**EXERCISE**.
Say only how many lines contain the word "JSON".

**SUPPLIED DATA**.
============================================================
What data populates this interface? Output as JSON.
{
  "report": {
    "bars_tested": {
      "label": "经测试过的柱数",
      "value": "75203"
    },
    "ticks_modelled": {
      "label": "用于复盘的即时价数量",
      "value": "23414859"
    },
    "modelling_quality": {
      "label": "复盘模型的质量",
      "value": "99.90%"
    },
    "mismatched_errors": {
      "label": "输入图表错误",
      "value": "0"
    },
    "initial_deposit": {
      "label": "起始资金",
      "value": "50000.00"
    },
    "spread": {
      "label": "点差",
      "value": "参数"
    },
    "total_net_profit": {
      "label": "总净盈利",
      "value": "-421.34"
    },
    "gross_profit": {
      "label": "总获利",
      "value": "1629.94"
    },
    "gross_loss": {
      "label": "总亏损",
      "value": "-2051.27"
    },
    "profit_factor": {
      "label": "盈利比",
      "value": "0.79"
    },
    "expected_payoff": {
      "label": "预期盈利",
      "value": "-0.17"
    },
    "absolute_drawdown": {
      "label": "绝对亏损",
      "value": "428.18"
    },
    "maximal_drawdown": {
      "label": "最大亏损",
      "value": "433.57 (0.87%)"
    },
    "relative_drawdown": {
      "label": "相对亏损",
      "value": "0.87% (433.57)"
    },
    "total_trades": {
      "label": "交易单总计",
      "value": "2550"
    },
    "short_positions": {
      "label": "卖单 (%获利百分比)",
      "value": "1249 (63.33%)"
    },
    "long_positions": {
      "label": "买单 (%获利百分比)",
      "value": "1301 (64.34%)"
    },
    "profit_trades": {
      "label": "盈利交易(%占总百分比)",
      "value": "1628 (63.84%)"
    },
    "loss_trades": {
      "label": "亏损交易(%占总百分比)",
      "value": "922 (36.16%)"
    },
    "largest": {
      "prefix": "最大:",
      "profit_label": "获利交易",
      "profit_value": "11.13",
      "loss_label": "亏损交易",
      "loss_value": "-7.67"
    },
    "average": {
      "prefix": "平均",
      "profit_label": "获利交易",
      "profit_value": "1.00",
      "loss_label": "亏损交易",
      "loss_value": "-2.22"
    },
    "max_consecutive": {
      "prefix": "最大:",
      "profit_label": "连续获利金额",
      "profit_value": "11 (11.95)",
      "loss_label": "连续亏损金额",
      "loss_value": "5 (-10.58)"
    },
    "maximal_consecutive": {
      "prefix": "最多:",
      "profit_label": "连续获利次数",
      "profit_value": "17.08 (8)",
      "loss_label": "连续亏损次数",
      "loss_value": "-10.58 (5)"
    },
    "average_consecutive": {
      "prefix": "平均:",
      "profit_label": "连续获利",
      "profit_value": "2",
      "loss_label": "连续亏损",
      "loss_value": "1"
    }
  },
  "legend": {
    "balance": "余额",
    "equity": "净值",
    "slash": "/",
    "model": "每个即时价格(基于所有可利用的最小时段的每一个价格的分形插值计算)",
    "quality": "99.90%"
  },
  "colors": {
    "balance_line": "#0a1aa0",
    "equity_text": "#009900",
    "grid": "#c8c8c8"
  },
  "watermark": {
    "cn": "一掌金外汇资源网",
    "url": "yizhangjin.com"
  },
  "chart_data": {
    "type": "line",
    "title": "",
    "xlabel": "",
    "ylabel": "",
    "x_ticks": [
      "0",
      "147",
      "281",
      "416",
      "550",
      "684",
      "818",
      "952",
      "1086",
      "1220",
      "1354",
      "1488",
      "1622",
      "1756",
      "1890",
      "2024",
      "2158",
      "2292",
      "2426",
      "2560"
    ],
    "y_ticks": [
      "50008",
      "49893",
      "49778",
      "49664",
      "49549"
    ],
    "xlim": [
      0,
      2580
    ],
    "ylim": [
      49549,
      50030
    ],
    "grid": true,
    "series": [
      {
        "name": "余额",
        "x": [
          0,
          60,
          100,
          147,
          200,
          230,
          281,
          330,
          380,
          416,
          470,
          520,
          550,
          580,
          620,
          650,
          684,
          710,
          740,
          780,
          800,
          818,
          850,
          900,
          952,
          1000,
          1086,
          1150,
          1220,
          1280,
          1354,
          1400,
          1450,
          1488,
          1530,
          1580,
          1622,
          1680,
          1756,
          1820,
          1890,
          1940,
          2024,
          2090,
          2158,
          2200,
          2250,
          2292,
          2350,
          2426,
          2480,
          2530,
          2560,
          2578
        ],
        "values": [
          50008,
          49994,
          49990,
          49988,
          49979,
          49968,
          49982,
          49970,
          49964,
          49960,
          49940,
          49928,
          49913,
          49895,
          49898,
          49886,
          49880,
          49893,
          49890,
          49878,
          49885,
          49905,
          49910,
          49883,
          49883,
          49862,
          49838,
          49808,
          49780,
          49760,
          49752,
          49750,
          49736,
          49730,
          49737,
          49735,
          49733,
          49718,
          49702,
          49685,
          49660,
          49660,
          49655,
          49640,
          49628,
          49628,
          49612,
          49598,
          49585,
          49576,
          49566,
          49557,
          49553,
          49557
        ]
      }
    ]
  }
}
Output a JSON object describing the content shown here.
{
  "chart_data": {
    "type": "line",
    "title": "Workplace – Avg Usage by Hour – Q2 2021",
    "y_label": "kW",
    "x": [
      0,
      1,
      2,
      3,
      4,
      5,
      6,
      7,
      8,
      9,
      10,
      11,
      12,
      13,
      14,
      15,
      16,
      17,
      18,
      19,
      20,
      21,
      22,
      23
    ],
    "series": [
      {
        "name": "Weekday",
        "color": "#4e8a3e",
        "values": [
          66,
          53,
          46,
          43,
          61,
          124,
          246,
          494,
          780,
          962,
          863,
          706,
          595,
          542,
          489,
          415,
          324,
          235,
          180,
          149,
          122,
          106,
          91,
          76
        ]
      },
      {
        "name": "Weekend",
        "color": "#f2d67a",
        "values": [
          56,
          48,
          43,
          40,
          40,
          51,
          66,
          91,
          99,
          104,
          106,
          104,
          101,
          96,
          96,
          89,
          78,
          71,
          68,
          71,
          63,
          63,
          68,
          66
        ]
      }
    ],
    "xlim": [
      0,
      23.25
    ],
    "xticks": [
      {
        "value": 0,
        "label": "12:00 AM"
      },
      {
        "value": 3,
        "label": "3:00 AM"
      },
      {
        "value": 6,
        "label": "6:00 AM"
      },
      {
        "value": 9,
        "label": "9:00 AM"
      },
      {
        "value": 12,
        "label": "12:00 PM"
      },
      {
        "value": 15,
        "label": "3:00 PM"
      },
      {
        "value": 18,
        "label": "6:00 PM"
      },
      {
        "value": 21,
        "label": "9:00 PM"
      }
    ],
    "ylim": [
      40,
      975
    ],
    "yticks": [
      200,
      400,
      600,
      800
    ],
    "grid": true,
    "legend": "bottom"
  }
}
============================================================
**TASK OUTPUT**.
2